▶ [WRITTEN REQUEST]: Write out the full set of records exactly. Any pictures in them do not belong in the copy.

— START MATERIAL FOR THIS TASK —

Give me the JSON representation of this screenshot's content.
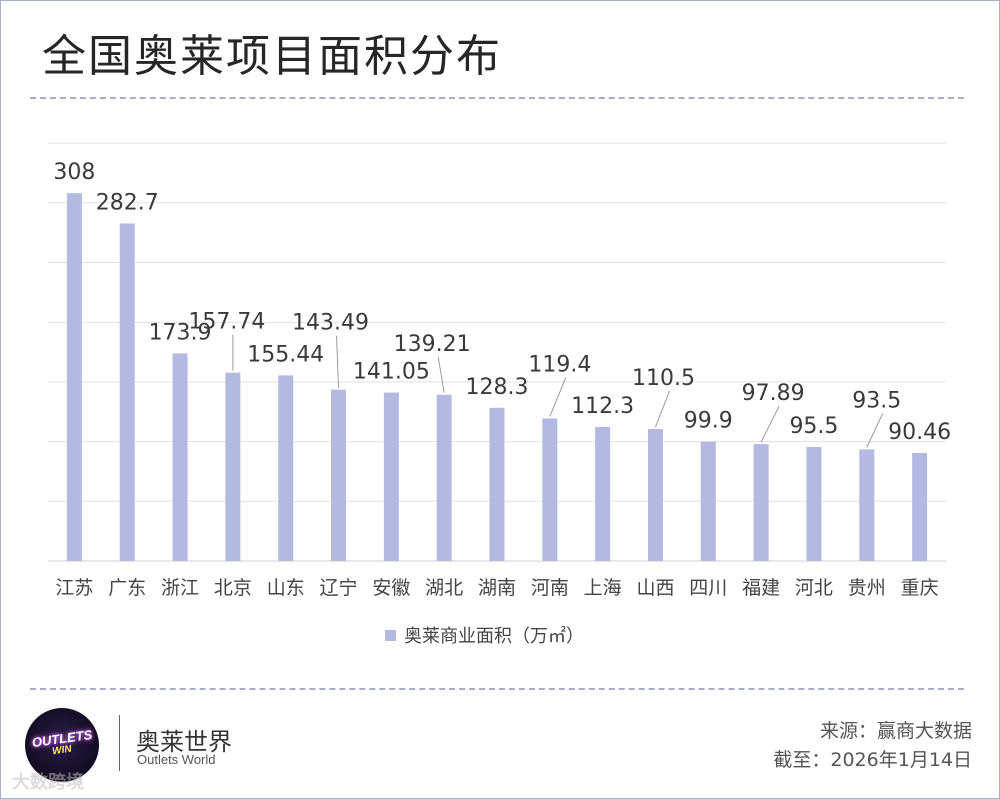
{
  "title": "全国奥莱项目面积分布",
  "chart_data": {
    "type": "bar",
    "title": "全国奥莱项目面积分布",
    "categories": [
      "江苏",
      "广东",
      "浙江",
      "北京",
      "山东",
      "辽宁",
      "安徽",
      "湖北",
      "湖南",
      "河南",
      "上海",
      "山西",
      "四川",
      "福建",
      "河北",
      "贵州",
      "重庆"
    ],
    "series": [
      {
        "name": "奥莱商业面积（万㎡）",
        "values": [
          308,
          282.7,
          173.9,
          157.74,
          155.44,
          143.49,
          141.05,
          139.21,
          128.3,
          119.4,
          112.3,
          110.5,
          99.9,
          97.89,
          95.5,
          93.5,
          90.46
        ],
        "labels": [
          "308",
          "282.7",
          "173.9",
          "157.74",
          "155.44",
          "143.49",
          "141.05",
          "139.21",
          "128.3",
          "119.4",
          "112.3",
          "110.5",
          "99.9",
          "97.89",
          "95.5",
          "93.5",
          "90.46"
        ]
      }
    ],
    "ylim": [
      0,
      350
    ],
    "gridlines": [
      0,
      50,
      100,
      150,
      200,
      250,
      300,
      350
    ],
    "grid": true,
    "legend": "bottom-center",
    "bar_color": "#b4b9e2",
    "label_color": "#3a3a3a",
    "grid_color": "#e2e2e2"
  },
  "legend": {
    "label": "奥莱商业面积（万㎡）"
  },
  "footer": {
    "brand_cn": "奥莱世界",
    "brand_en": "Outlets World",
    "logo_text": "OUTLETS",
    "logo_sub": "WIN",
    "source": "来源：赢商大数据",
    "cutoff": "截至：2026年1月14日",
    "watermark": "大数跨境"
  }
}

— END MATERIAL FOR THIS TASK —

▶ [RESULT OF THE TASK]:
Give me the JSON representation of this screenshot's content.
{
  "title": "全国奥莱项目面积分布",
  "chart_data": {
    "type": "bar",
    "title": "全国奥莱项目面积分布",
    "categories": [
      "江苏",
      "广东",
      "浙江",
      "北京",
      "山东",
      "辽宁",
      "安徽",
      "湖北",
      "湖南",
      "河南",
      "上海",
      "山西",
      "四川",
      "福建",
      "河北",
      "贵州",
      "重庆"
    ],
    "series": [
      {
        "name": "奥莱商业面积（万㎡）",
        "values": [
          308,
          282.7,
          173.9,
          157.74,
          155.44,
          143.49,
          141.05,
          139.21,
          128.3,
          119.4,
          112.3,
          110.5,
          99.9,
          97.89,
          95.5,
          93.5,
          90.46
        ],
        "labels": [
          "308",
          "282.7",
          "173.9",
          "157.74",
          "155.44",
          "143.49",
          "141.05",
          "139.21",
          "128.3",
          "119.4",
          "112.3",
          "110.5",
          "99.9",
          "97.89",
          "95.5",
          "93.5",
          "90.46"
        ]
      }
    ],
    "ylim": [
      0,
      350
    ],
    "gridlines": [
      0,
      50,
      100,
      150,
      200,
      250,
      300,
      350
    ],
    "grid": true,
    "legend": "bottom-center",
    "bar_color": "#b4b9e2",
    "label_color": "#3a3a3a",
    "grid_color": "#e2e2e2"
  },
  "legend": {
    "label": "奥莱商业面积（万㎡）"
  },
  "footer": {
    "brand_cn": "奥莱世界",
    "brand_en": "Outlets World",
    "logo_text": "OUTLETS",
    "logo_sub": "WIN",
    "source": "来源：赢商大数据",
    "cutoff": "截至：2026年1月14日",
    "watermark": "大数跨境"
  }
}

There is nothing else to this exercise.